Hi Rob,
you don't state how much influence you have over the 'shop' application, but you mention having the site make an HTTP call to Plone so i'm going to assume that it's possible to do some custom coding on that side.
It is. I'm not writing it, but I can ask someone else to do some coding. It's not written in Python, though.
in the OpenPlans stack, which actually consists of several HTTP services all acting as a single 'site', we accomplish something like this by having all of our apps honor Plone's authentication cookie.
Will this not only work if all the apps are on the same domain? The shop is hosted on a completely separate infrastructure and will be DNS'd into a subdomain.
we have a custom PAS cookie auth plug-in which creates an auth cookie as a hash of the username and a secret key. all of the apps have a copy of the secret, so they can verify that the cookie is to be trusted. since your apps are going to be on the same domain, you can use a domain wildcard cookie and the remote hosted application will get it.

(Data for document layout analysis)
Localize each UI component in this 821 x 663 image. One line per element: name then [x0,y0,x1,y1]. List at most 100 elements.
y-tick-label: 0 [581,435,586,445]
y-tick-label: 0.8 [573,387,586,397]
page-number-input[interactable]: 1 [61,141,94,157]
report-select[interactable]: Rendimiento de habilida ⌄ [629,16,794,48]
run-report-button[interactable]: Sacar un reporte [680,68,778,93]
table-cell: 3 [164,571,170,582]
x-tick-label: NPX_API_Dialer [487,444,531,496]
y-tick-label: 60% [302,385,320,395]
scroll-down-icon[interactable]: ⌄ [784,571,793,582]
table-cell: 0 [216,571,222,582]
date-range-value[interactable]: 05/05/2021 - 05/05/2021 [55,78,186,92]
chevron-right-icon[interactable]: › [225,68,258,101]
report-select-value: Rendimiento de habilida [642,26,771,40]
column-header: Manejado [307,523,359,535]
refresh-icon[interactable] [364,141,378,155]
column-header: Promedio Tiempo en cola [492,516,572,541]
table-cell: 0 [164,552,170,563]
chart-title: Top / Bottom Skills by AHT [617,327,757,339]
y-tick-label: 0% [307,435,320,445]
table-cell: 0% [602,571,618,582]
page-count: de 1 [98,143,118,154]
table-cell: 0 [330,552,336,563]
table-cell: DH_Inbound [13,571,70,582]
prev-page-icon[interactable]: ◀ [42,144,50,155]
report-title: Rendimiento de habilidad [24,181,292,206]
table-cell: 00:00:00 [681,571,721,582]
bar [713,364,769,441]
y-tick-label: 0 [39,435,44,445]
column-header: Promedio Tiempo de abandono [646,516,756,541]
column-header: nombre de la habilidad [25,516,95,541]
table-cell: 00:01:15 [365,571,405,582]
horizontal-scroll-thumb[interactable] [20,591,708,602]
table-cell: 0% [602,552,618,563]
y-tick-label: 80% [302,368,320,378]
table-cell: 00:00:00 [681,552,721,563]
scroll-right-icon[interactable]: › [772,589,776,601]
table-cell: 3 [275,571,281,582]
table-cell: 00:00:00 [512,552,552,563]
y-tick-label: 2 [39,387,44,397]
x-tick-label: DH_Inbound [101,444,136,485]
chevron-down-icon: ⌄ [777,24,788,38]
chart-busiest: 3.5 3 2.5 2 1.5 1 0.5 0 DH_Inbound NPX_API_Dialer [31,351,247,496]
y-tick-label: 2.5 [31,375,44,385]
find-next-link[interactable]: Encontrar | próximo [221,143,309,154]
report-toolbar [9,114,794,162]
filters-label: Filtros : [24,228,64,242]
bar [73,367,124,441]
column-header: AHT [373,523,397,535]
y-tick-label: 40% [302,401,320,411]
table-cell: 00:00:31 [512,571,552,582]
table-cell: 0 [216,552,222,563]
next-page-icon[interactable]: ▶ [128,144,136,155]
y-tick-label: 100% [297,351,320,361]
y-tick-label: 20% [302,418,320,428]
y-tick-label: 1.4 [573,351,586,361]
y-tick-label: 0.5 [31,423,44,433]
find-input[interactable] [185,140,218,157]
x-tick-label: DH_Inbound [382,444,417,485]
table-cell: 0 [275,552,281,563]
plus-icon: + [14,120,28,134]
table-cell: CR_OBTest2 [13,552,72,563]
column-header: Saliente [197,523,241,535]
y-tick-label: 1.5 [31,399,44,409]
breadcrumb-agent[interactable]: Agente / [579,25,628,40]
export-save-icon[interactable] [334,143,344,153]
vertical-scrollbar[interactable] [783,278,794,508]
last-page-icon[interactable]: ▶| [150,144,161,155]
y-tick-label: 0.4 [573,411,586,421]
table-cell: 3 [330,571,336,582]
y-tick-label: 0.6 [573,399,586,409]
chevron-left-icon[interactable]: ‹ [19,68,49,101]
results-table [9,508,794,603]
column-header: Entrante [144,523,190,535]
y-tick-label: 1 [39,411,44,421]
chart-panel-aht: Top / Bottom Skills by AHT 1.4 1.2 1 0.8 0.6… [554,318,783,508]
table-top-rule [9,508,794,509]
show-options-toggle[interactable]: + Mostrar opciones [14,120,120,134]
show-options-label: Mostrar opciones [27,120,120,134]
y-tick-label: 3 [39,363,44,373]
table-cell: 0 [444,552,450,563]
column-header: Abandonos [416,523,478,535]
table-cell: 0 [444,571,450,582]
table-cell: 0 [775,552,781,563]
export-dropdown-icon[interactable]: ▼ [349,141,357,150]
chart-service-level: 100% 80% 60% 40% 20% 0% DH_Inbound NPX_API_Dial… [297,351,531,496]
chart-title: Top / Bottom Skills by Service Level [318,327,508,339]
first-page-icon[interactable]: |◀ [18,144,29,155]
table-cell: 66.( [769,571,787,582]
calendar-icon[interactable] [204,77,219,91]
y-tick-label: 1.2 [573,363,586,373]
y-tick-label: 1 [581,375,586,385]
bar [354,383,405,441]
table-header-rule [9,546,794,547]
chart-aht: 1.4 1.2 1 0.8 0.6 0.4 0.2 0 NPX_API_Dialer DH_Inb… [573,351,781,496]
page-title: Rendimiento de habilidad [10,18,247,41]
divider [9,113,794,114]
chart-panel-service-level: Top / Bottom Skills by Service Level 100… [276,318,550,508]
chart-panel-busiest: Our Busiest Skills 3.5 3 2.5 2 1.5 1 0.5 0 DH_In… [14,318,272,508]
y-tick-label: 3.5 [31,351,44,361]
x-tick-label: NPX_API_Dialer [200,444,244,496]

- WHAT YOU NEED TO DO
1 – Retype the part of the thread on sharing Plone's authentication cookie between "It is. I'm not" and "into a subdomain.", inclusive.
2 – Extend the forum thread about honoring Plone's authentication cookie across separately hosted apps, picking up after its final sentence.

- ANSWERS TO THE TASKS
1 –
It is. I'm not writing it, but I can ask someone else to do some coding. It's not written in Python, though.
in the OpenPlans stack, which actually consists of several HTTP services all acting as a single 'site', we accomplish something like this by having all of our apps honor Plone's authentication cookie.
Will this not only work if all the apps are on the same domain? The shop is hosted on a completely separate infrastructure and will be DNS'd into a subdomain.

2 –
I see. Any documentation on how those work?
if you want session timeouts, you could integrate a time component into the hash key generation, something that each side knows to change every 2 hours or so. you can do whatever you want, as long as both apps have all the information needed to generate the hash key.
Cool.
of course, you still have the matter of getting the shop app to redirect to the Plone login page when it needs to present a challenge.
That's ok, I think. They'll just code it that way, and Plone will redirect back using a came_from URL parameter.
as for sharing more detailed member info, HTTP calls back to Plone is probably the way to go. or else use a custom PAS properties plug-in and store the info somewhere else, where the other app might have more direct access.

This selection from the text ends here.